> INPUT DATA:
§
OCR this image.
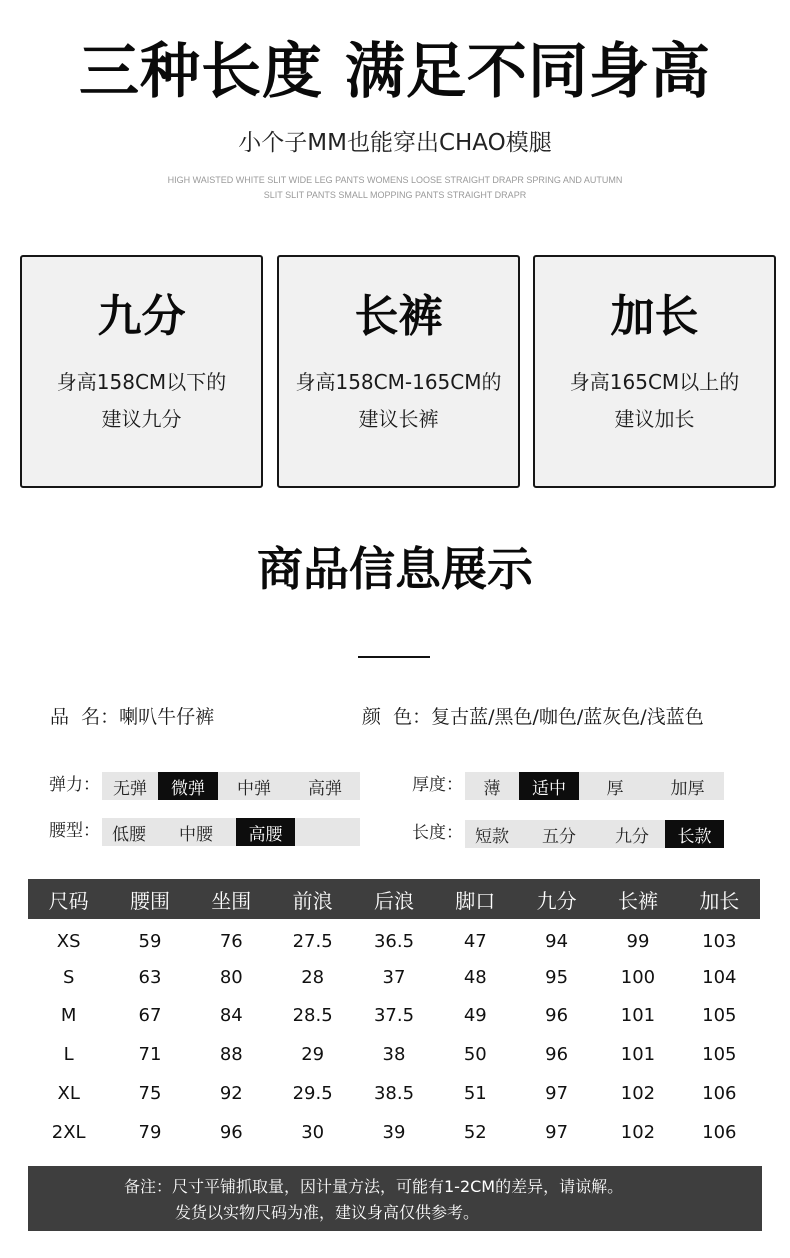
三种长度 满足不同身高
小个子MM也能穿出CHAO模腿
HIGH WAISTED WHITE SLIT WIDE LEG PANTS WOMENS LOOSE STRAIGHT DRAPR SPRING AND AUTUMN
SLIT SLIT PANTS SMALL MOPPING PANTS STRAIGHT DRAPR
九分
身高158CM以下的
建议九分
长裤
身高158CM-165CM的
建议长裤
加长
身高165CM以上的
建议加长
商品信息展示
品  名：喇叭牛仔裤	颜  色：复古蓝/黑色/咖色/蓝灰色/浅蓝色
弹力： 无弹	微弹	中弹	高弹	厚度：	薄	适中	厚	加厚
腰型： 低腰	中腰	高腰	长度： 短款	五分	九分	长款
尺码	腰围	坐围	前浪	后浪	脚口	九分	长裤	加长
XS	59	76	27.5	36.5	47	94	99	103
S	63	80	28	37	48	95	100	104
M	67	84	28.5	37.5	49	96	101	105
L	71	88	29	38	50	96	101	105
XL	75	92	29.5	38.5	51	97	102	106
2XL	79	96	30	39	52	97	102	106
备注：尺寸平铺抓取量，因计量方法，可能有1-2CM的差异，请谅解。
发货以实物尺码为准，建议身高仅供参考。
§
> STATED TASK: Every record above must be given again exactly; drop the pictures.

> OUTPUT OF THE EXERCISE:
OCR this image.
三种长度 满足不同身高
小个子MM也能穿出CHAO模腿
HIGH WAISTED WHITE SLIT WIDE LEG PANTS WOMENS LOOSE STRAIGHT DRAPR SPRING AND AUTUMN
SLIT SLIT PANTS SMALL MOPPING PANTS STRAIGHT DRAPR
九分
身高158CM以下的
建议九分
长裤
身高158CM-165CM的
建议长裤
加长
身高165CM以上的
建议加长
商品信息展示
品  名：喇叭牛仔裤	颜  色：复古蓝/黑色/咖色/蓝灰色/浅蓝色
弹力： 无弹	微弹	中弹	高弹	厚度：	薄	适中	厚	加厚
腰型： 低腰	中腰	高腰	长度： 短款	五分	九分	长款
尺码	腰围	坐围	前浪	后浪	脚口	九分	长裤	加长
XS	59	76	27.5	36.5	47	94	99	103
S	63	80	28	37	48	95	100	104
M	67	84	28.5	37.5	49	96	101	105
L	71	88	29	38	50	96	101	105
XL	75	92	29.5	38.5	51	97	102	106
2XL	79	96	30	39	52	97	102	106
备注：尺寸平铺抓取量，因计量方法，可能有1-2CM的差异，请谅解。
发货以实物尺码为准，建议身高仅供参考。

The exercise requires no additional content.